→ Goal:
Write the line that includes "Give me a plain-text" and all subsequent lines, exactly as written, and nothing more.

+++ Data listing +++

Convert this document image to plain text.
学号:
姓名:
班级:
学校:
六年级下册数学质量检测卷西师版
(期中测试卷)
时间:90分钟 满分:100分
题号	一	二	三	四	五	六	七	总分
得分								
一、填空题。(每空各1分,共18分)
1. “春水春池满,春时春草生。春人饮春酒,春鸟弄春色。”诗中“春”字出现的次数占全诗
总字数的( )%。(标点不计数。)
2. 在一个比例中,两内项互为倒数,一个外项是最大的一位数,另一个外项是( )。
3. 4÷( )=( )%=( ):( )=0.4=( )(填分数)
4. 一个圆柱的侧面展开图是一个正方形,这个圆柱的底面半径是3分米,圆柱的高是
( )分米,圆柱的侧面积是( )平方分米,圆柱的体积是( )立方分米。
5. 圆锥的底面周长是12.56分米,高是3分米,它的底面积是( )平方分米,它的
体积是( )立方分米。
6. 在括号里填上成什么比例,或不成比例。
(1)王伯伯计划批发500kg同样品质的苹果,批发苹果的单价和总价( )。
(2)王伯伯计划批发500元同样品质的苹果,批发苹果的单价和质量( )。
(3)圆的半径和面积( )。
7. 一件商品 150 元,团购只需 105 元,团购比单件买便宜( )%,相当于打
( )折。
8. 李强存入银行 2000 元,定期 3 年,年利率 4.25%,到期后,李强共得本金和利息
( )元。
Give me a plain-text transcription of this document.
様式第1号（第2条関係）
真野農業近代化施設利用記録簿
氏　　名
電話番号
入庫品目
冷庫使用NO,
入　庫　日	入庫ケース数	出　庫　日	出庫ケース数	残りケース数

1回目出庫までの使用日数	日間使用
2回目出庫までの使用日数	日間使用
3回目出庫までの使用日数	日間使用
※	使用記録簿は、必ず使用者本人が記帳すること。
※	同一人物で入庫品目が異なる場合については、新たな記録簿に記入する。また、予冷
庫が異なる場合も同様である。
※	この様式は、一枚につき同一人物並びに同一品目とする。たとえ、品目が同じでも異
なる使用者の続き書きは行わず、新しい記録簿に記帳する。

+++

→ Reply to the task:
Give me a plain-text transcription of this document.
様式第1号（第2条関係）
真野農業近代化施設利用記録簿
氏　　名
電話番号
入庫品目
冷庫使用NO,
入　庫　日	入庫ケース数	出　庫　日	出庫ケース数	残りケース数

1回目出庫までの使用日数	日間使用
2回目出庫までの使用日数	日間使用
3回目出庫までの使用日数	日間使用
※	使用記録簿は、必ず使用者本人が記帳すること。
※	同一人物で入庫品目が異なる場合については、新たな記録簿に記入する。また、予冷
庫が異なる場合も同様である。
※	この様式は、一枚につき同一人物並びに同一品目とする。たとえ、品目が同じでも異
なる使用者の続き書きは行わず、新しい記録簿に記帳する。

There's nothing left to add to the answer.